ACTION ITEM >>
Line by line, copy the data below exactly.

[Opening DATA RECORDS section]

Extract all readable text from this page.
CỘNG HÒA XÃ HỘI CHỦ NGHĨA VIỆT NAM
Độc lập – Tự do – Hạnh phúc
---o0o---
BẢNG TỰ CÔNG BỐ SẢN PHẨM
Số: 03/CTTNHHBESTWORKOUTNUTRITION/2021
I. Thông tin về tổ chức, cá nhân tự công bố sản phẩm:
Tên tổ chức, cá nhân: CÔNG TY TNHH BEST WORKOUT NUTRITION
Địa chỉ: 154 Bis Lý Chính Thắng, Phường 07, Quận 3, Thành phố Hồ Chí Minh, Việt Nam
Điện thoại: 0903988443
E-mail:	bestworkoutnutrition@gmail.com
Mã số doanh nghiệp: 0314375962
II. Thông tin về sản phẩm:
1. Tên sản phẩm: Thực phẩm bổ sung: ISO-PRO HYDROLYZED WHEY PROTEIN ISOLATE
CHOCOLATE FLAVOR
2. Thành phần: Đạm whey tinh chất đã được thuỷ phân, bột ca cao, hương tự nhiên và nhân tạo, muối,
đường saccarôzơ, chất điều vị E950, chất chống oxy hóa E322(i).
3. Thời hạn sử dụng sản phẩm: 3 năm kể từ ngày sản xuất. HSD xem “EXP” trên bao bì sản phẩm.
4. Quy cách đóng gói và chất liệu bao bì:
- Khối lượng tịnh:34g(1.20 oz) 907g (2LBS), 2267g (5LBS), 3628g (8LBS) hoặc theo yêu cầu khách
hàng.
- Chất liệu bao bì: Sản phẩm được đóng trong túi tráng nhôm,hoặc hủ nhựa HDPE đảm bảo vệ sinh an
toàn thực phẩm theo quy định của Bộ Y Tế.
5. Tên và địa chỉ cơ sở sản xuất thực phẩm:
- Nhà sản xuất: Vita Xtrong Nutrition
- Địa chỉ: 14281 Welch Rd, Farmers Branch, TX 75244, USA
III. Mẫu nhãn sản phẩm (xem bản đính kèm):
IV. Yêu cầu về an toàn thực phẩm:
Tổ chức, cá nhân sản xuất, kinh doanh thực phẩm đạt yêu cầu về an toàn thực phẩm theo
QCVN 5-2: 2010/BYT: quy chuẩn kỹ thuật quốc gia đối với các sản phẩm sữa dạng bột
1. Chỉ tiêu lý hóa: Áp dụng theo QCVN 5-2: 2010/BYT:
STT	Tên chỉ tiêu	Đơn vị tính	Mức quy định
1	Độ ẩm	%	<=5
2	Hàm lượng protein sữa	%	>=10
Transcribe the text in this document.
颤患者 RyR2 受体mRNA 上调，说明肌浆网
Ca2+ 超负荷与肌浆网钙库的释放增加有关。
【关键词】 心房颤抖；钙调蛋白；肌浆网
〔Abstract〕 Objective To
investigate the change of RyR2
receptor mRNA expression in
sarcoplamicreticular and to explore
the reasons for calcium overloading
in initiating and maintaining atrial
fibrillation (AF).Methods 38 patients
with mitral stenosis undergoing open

[Closing DATA RECORDS section]

EXERCISE OUTPUT >>
Extract all readable text from this page.
CỘNG HÒA XÃ HỘI CHỦ NGHĨA VIỆT NAM
Độc lập – Tự do – Hạnh phúc
---o0o---
BẢNG TỰ CÔNG BỐ SẢN PHẨM
Số: 03/CTTNHHBESTWORKOUTNUTRITION/2021
I. Thông tin về tổ chức, cá nhân tự công bố sản phẩm:
Tên tổ chức, cá nhân: CÔNG TY TNHH BEST WORKOUT NUTRITION
Địa chỉ: 154 Bis Lý Chính Thắng, Phường 07, Quận 3, Thành phố Hồ Chí Minh, Việt Nam
Điện thoại: 0903988443
E-mail:	bestworkoutnutrition@gmail.com
Mã số doanh nghiệp: 0314375962
II. Thông tin về sản phẩm:
1. Tên sản phẩm: Thực phẩm bổ sung: ISO-PRO HYDROLYZED WHEY PROTEIN ISOLATE
CHOCOLATE FLAVOR
2. Thành phần: Đạm whey tinh chất đã được thuỷ phân, bột ca cao, hương tự nhiên và nhân tạo, muối,
đường saccarôzơ, chất điều vị E950, chất chống oxy hóa E322(i).
3. Thời hạn sử dụng sản phẩm: 3 năm kể từ ngày sản xuất. HSD xem “EXP” trên bao bì sản phẩm.
4. Quy cách đóng gói và chất liệu bao bì:
- Khối lượng tịnh:34g(1.20 oz) 907g (2LBS), 2267g (5LBS), 3628g (8LBS) hoặc theo yêu cầu khách
hàng.
- Chất liệu bao bì: Sản phẩm được đóng trong túi tráng nhôm,hoặc hủ nhựa HDPE đảm bảo vệ sinh an
toàn thực phẩm theo quy định của Bộ Y Tế.
5. Tên và địa chỉ cơ sở sản xuất thực phẩm:
- Nhà sản xuất: Vita Xtrong Nutrition
- Địa chỉ: 14281 Welch Rd, Farmers Branch, TX 75244, USA
III. Mẫu nhãn sản phẩm (xem bản đính kèm):
IV. Yêu cầu về an toàn thực phẩm:
Tổ chức, cá nhân sản xuất, kinh doanh thực phẩm đạt yêu cầu về an toàn thực phẩm theo
QCVN 5-2: 2010/BYT: quy chuẩn kỹ thuật quốc gia đối với các sản phẩm sữa dạng bột
1. Chỉ tiêu lý hóa: Áp dụng theo QCVN 5-2: 2010/BYT:
STT	Tên chỉ tiêu	Đơn vị tính	Mức quy định
1	Độ ẩm	%	<=5
2	Hàm lượng protein sữa	%	>=10
Transcribe the text in this document.
颤患者 RyR2 受体mRNA 上调，说明肌浆网
Ca2+ 超负荷与肌浆网钙库的释放增加有关。
【关键词】 心房颤抖；钙调蛋白；肌浆网
〔Abstract〕 Objective To
investigate the change of RyR2
receptor mRNA expression in
sarcoplamicreticular and to explore
the reasons for calcium overloading
in initiating and maintaining atrial
fibrillation (AF).Methods 38 patients
with mitral stenosis undergoing open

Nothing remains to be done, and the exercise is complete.